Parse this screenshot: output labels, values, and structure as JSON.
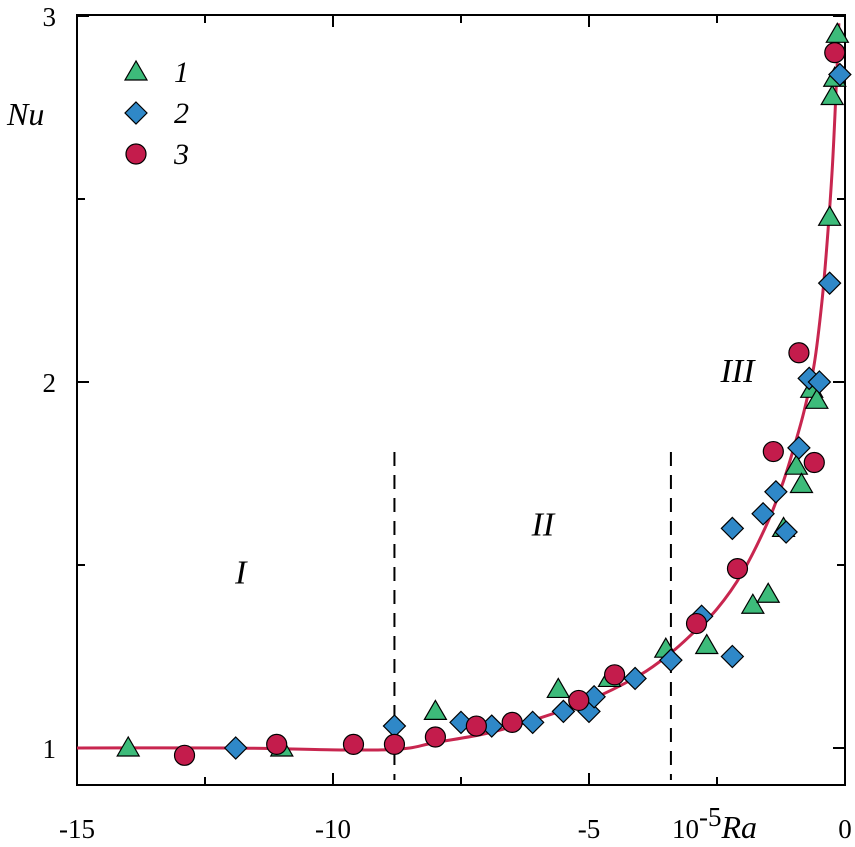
{
  "chart_data": {
    "type": "scatter",
    "xlabel_prefix": "10",
    "xlabel_exponent": "-5",
    "xlabel_var": "Ra",
    "ylabel": "Nu",
    "xlim": [
      -15,
      0
    ],
    "ylim": [
      0.97,
      3
    ],
    "x_ticks": [
      -15,
      -10,
      -5,
      0
    ],
    "x_tick_labels": [
      "-15",
      "-10",
      "-5",
      "0"
    ],
    "y_ticks": [
      1,
      2,
      3
    ],
    "y_tick_labels": [
      "1",
      "2",
      "3"
    ],
    "dividers": [
      -8.8,
      -3.4
    ],
    "regions": [
      {
        "label": "I",
        "x": -11.8,
        "y": 1.45
      },
      {
        "label": "II",
        "x": -5.9,
        "y": 1.58
      },
      {
        "label": "III",
        "x": -2.1,
        "y": 2.0
      }
    ],
    "colors": {
      "series1": "#3dbb7a",
      "series2": "#2f88c8",
      "series3": "#c41c4c",
      "curve": "#c8264f"
    },
    "series": [
      {
        "name": "1",
        "marker": "triangle",
        "points": [
          [
            -14.0,
            1.0
          ],
          [
            -11.0,
            1.0
          ],
          [
            -8.0,
            1.1
          ],
          [
            -5.6,
            1.16
          ],
          [
            -4.6,
            1.19
          ],
          [
            -3.5,
            1.27
          ],
          [
            -2.7,
            1.28
          ],
          [
            -1.8,
            1.39
          ],
          [
            -1.5,
            1.42
          ],
          [
            -1.2,
            1.6
          ],
          [
            -0.95,
            1.77
          ],
          [
            -0.85,
            1.72
          ],
          [
            -0.65,
            1.98
          ],
          [
            -0.55,
            1.95
          ],
          [
            -0.3,
            2.45
          ],
          [
            -0.25,
            2.78
          ],
          [
            -0.2,
            2.83
          ],
          [
            -0.15,
            2.95
          ]
        ]
      },
      {
        "name": "2",
        "marker": "diamond",
        "points": [
          [
            -11.9,
            1.0
          ],
          [
            -8.8,
            1.06
          ],
          [
            -7.5,
            1.07
          ],
          [
            -6.9,
            1.06
          ],
          [
            -6.1,
            1.07
          ],
          [
            -5.5,
            1.1
          ],
          [
            -5.0,
            1.1
          ],
          [
            -4.9,
            1.14
          ],
          [
            -4.1,
            1.19
          ],
          [
            -3.4,
            1.24
          ],
          [
            -2.8,
            1.36
          ],
          [
            -2.2,
            1.6
          ],
          [
            -2.2,
            1.25
          ],
          [
            -1.6,
            1.64
          ],
          [
            -1.35,
            1.7
          ],
          [
            -1.15,
            1.59
          ],
          [
            -0.9,
            1.82
          ],
          [
            -0.7,
            2.01
          ],
          [
            -0.5,
            2.0
          ],
          [
            -0.3,
            2.27
          ],
          [
            -0.1,
            2.84
          ]
        ]
      },
      {
        "name": "3",
        "marker": "circle",
        "points": [
          [
            -12.9,
            0.98
          ],
          [
            -11.1,
            1.01
          ],
          [
            -9.6,
            1.01
          ],
          [
            -8.8,
            1.01
          ],
          [
            -8.0,
            1.03
          ],
          [
            -7.2,
            1.06
          ],
          [
            -6.5,
            1.07
          ],
          [
            -5.2,
            1.13
          ],
          [
            -4.5,
            1.2
          ],
          [
            -2.9,
            1.34
          ],
          [
            -2.1,
            1.49
          ],
          [
            -1.4,
            1.81
          ],
          [
            -0.9,
            2.08
          ],
          [
            -0.6,
            1.78
          ],
          [
            -0.2,
            2.9
          ]
        ]
      }
    ],
    "curve": [
      [
        -15,
        1.0
      ],
      [
        -12,
        1.0
      ],
      [
        -10,
        0.995
      ],
      [
        -9,
        0.995
      ],
      [
        -8.5,
        1.0
      ],
      [
        -8,
        1.015
      ],
      [
        -7,
        1.04
      ],
      [
        -6,
        1.08
      ],
      [
        -5,
        1.13
      ],
      [
        -4,
        1.2
      ],
      [
        -3.4,
        1.26
      ],
      [
        -3,
        1.31
      ],
      [
        -2.5,
        1.38
      ],
      [
        -2,
        1.48
      ],
      [
        -1.5,
        1.62
      ],
      [
        -1.2,
        1.73
      ],
      [
        -1,
        1.82
      ],
      [
        -0.8,
        1.92
      ],
      [
        -0.6,
        2.05
      ],
      [
        -0.45,
        2.22
      ],
      [
        -0.35,
        2.38
      ],
      [
        -0.25,
        2.58
      ],
      [
        -0.18,
        2.78
      ],
      [
        -0.12,
        2.98
      ]
    ],
    "legend": [
      {
        "label": "1",
        "marker": "triangle"
      },
      {
        "label": "2",
        "marker": "diamond"
      },
      {
        "label": "3",
        "marker": "circle"
      }
    ]
  }
}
____________________
_PROBLEM TO SOLVE_. Quote the data above in full and without alteration; skip the pictures.

_RESPONSE TO THIS TASK_.
Parse this screenshot: output labels, values, and structure as JSON.
{
  "chart_data": {
    "type": "scatter",
    "xlabel_prefix": "10",
    "xlabel_exponent": "-5",
    "xlabel_var": "Ra",
    "ylabel": "Nu",
    "xlim": [
      -15,
      0
    ],
    "ylim": [
      0.97,
      3
    ],
    "x_ticks": [
      -15,
      -10,
      -5,
      0
    ],
    "x_tick_labels": [
      "-15",
      "-10",
      "-5",
      "0"
    ],
    "y_ticks": [
      1,
      2,
      3
    ],
    "y_tick_labels": [
      "1",
      "2",
      "3"
    ],
    "dividers": [
      -8.8,
      -3.4
    ],
    "regions": [
      {
        "label": "I",
        "x": -11.8,
        "y": 1.45
      },
      {
        "label": "II",
        "x": -5.9,
        "y": 1.58
      },
      {
        "label": "III",
        "x": -2.1,
        "y": 2.0
      }
    ],
    "colors": {
      "series1": "#3dbb7a",
      "series2": "#2f88c8",
      "series3": "#c41c4c",
      "curve": "#c8264f"
    },
    "series": [
      {
        "name": "1",
        "marker": "triangle",
        "points": [
          [
            -14.0,
            1.0
          ],
          [
            -11.0,
            1.0
          ],
          [
            -8.0,
            1.1
          ],
          [
            -5.6,
            1.16
          ],
          [
            -4.6,
            1.19
          ],
          [
            -3.5,
            1.27
          ],
          [
            -2.7,
            1.28
          ],
          [
            -1.8,
            1.39
          ],
          [
            -1.5,
            1.42
          ],
          [
            -1.2,
            1.6
          ],
          [
            -0.95,
            1.77
          ],
          [
            -0.85,
            1.72
          ],
          [
            -0.65,
            1.98
          ],
          [
            -0.55,
            1.95
          ],
          [
            -0.3,
            2.45
          ],
          [
            -0.25,
            2.78
          ],
          [
            -0.2,
            2.83
          ],
          [
            -0.15,
            2.95
          ]
        ]
      },
      {
        "name": "2",
        "marker": "diamond",
        "points": [
          [
            -11.9,
            1.0
          ],
          [
            -8.8,
            1.06
          ],
          [
            -7.5,
            1.07
          ],
          [
            -6.9,
            1.06
          ],
          [
            -6.1,
            1.07
          ],
          [
            -5.5,
            1.1
          ],
          [
            -5.0,
            1.1
          ],
          [
            -4.9,
            1.14
          ],
          [
            -4.1,
            1.19
          ],
          [
            -3.4,
            1.24
          ],
          [
            -2.8,
            1.36
          ],
          [
            -2.2,
            1.6
          ],
          [
            -2.2,
            1.25
          ],
          [
            -1.6,
            1.64
          ],
          [
            -1.35,
            1.7
          ],
          [
            -1.15,
            1.59
          ],
          [
            -0.9,
            1.82
          ],
          [
            -0.7,
            2.01
          ],
          [
            -0.5,
            2.0
          ],
          [
            -0.3,
            2.27
          ],
          [
            -0.1,
            2.84
          ]
        ]
      },
      {
        "name": "3",
        "marker": "circle",
        "points": [
          [
            -12.9,
            0.98
          ],
          [
            -11.1,
            1.01
          ],
          [
            -9.6,
            1.01
          ],
          [
            -8.8,
            1.01
          ],
          [
            -8.0,
            1.03
          ],
          [
            -7.2,
            1.06
          ],
          [
            -6.5,
            1.07
          ],
          [
            -5.2,
            1.13
          ],
          [
            -4.5,
            1.2
          ],
          [
            -2.9,
            1.34
          ],
          [
            -2.1,
            1.49
          ],
          [
            -1.4,
            1.81
          ],
          [
            -0.9,
            2.08
          ],
          [
            -0.6,
            1.78
          ],
          [
            -0.2,
            2.9
          ]
        ]
      }
    ],
    "curve": [
      [
        -15,
        1.0
      ],
      [
        -12,
        1.0
      ],
      [
        -10,
        0.995
      ],
      [
        -9,
        0.995
      ],
      [
        -8.5,
        1.0
      ],
      [
        -8,
        1.015
      ],
      [
        -7,
        1.04
      ],
      [
        -6,
        1.08
      ],
      [
        -5,
        1.13
      ],
      [
        -4,
        1.2
      ],
      [
        -3.4,
        1.26
      ],
      [
        -3,
        1.31
      ],
      [
        -2.5,
        1.38
      ],
      [
        -2,
        1.48
      ],
      [
        -1.5,
        1.62
      ],
      [
        -1.2,
        1.73
      ],
      [
        -1,
        1.82
      ],
      [
        -0.8,
        1.92
      ],
      [
        -0.6,
        2.05
      ],
      [
        -0.45,
        2.22
      ],
      [
        -0.35,
        2.38
      ],
      [
        -0.25,
        2.58
      ],
      [
        -0.18,
        2.78
      ],
      [
        -0.12,
        2.98
      ]
    ],
    "legend": [
      {
        "label": "1",
        "marker": "triangle"
      },
      {
        "label": "2",
        "marker": "diamond"
      },
      {
        "label": "3",
        "marker": "circle"
      }
    ]
  }
}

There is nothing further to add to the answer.